Count how many lines in the material below hold the word "letter"; the reply is that number alone.
##### THE DATA #####
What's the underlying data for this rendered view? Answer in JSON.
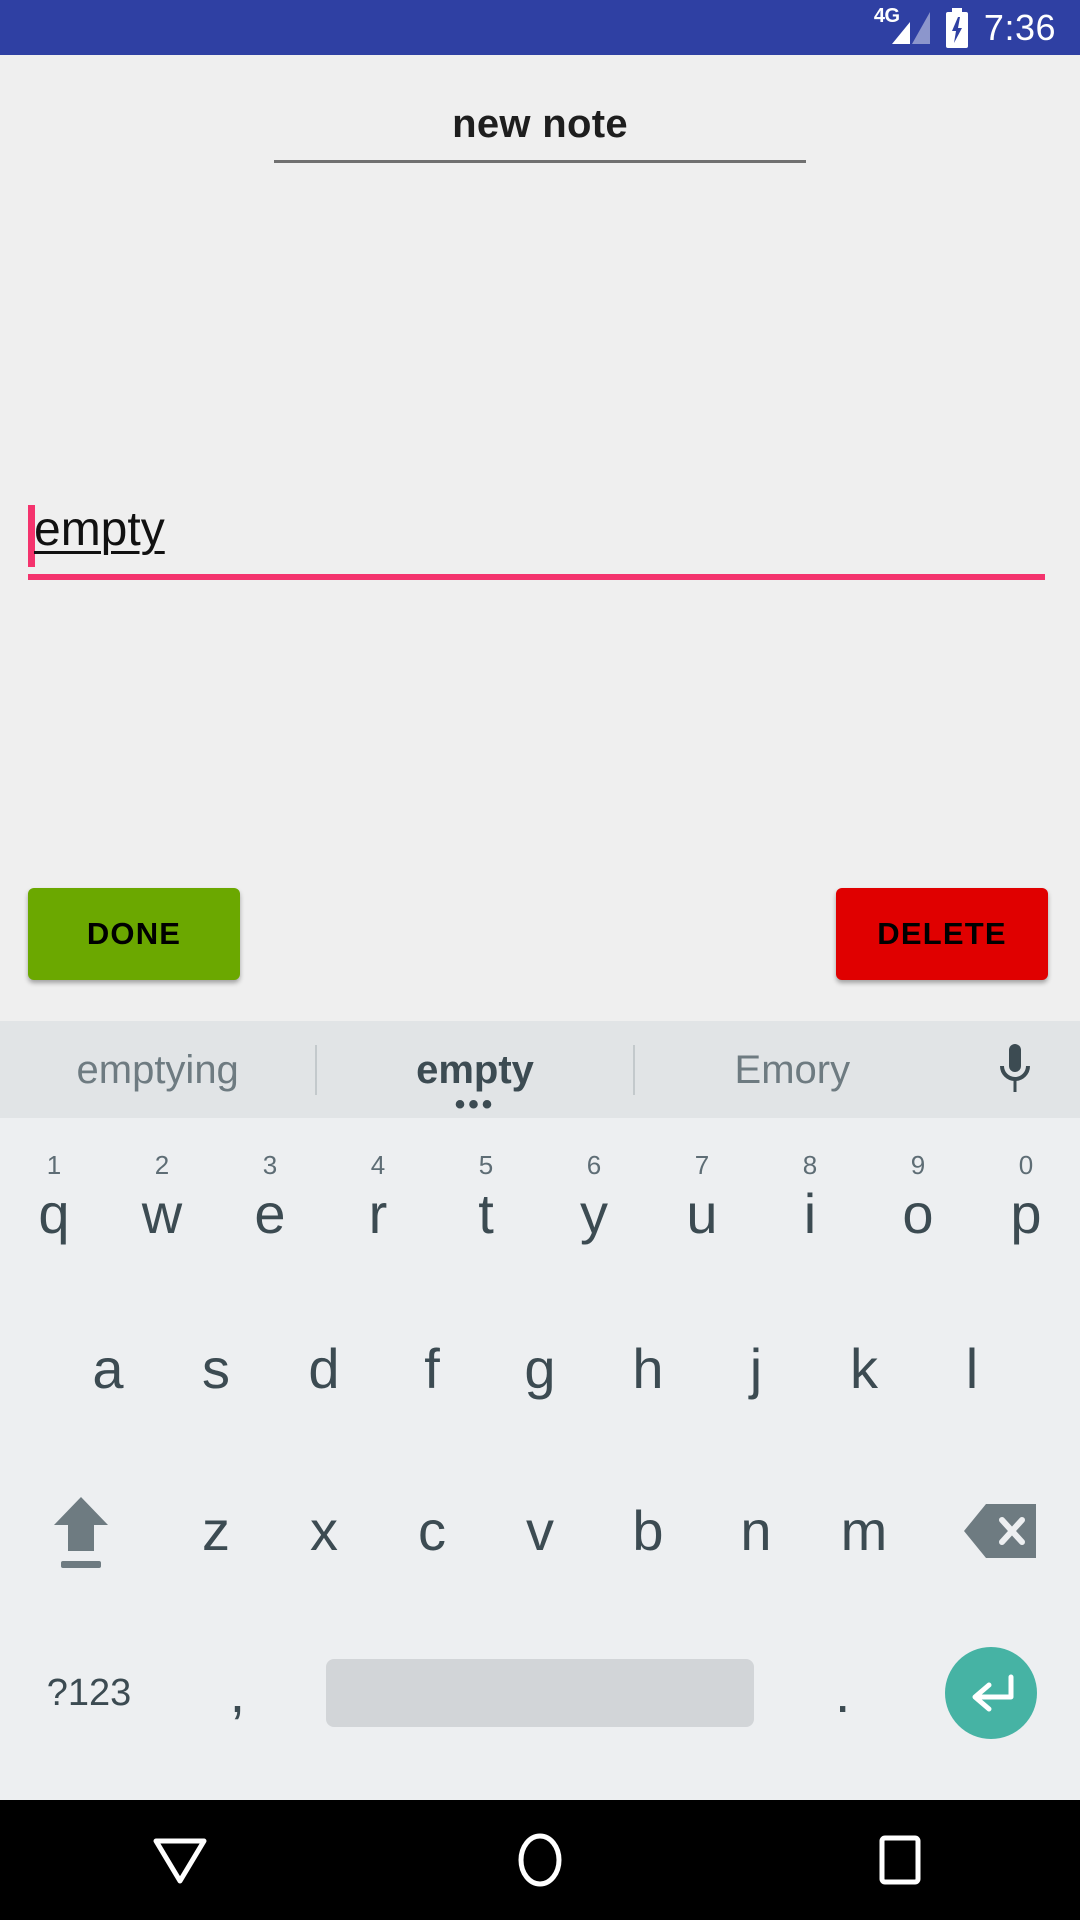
{
  "status_bar": {
    "network_label": "4G",
    "network_icon": "signal-bars-icon",
    "battery_icon": "battery-charging-icon",
    "clock": "7:36",
    "background_color": "#2F40A3"
  },
  "note": {
    "title": "new note",
    "body_value": "empty",
    "caret_color": "#F4336D",
    "focus_underline_color": "#F4336D"
  },
  "actions": {
    "done_label": "DONE",
    "done_color": "#6BA800",
    "delete_label": "DELETE",
    "delete_color": "#E00000"
  },
  "keyboard": {
    "suggestions": [
      {
        "text": "emptying",
        "active": false
      },
      {
        "text": "empty",
        "active": true,
        "more_indicator": "•••"
      },
      {
        "text": "Emory",
        "active": false
      }
    ],
    "mic_icon": "microphone-icon",
    "row1": [
      {
        "letter": "q",
        "number": "1"
      },
      {
        "letter": "w",
        "number": "2"
      },
      {
        "letter": "e",
        "number": "3"
      },
      {
        "letter": "r",
        "number": "4"
      },
      {
        "letter": "t",
        "number": "5"
      },
      {
        "letter": "y",
        "number": "6"
      },
      {
        "letter": "u",
        "number": "7"
      },
      {
        "letter": "i",
        "number": "8"
      },
      {
        "letter": "o",
        "number": "9"
      },
      {
        "letter": "p",
        "number": "0"
      }
    ],
    "row2": [
      "a",
      "s",
      "d",
      "f",
      "g",
      "h",
      "j",
      "k",
      "l"
    ],
    "row3": [
      "z",
      "x",
      "c",
      "v",
      "b",
      "n",
      "m"
    ],
    "shift_icon": "shift-arrow-icon",
    "backspace_icon": "backspace-icon",
    "symbols_label": "?123",
    "comma_label": ",",
    "space_label": "",
    "period_label": ".",
    "enter_icon": "enter-return-icon",
    "enter_color": "#46B3A4",
    "background_color": "#EDEFF1",
    "suggestion_bar_color": "#E1E4E6"
  },
  "nav_bar": {
    "back_icon": "collapse-keyboard-triangle-icon",
    "home_icon": "home-circle-icon",
    "recents_icon": "recents-square-icon",
    "background_color": "#000000"
  }
}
#####
ANSWER BELOW: 10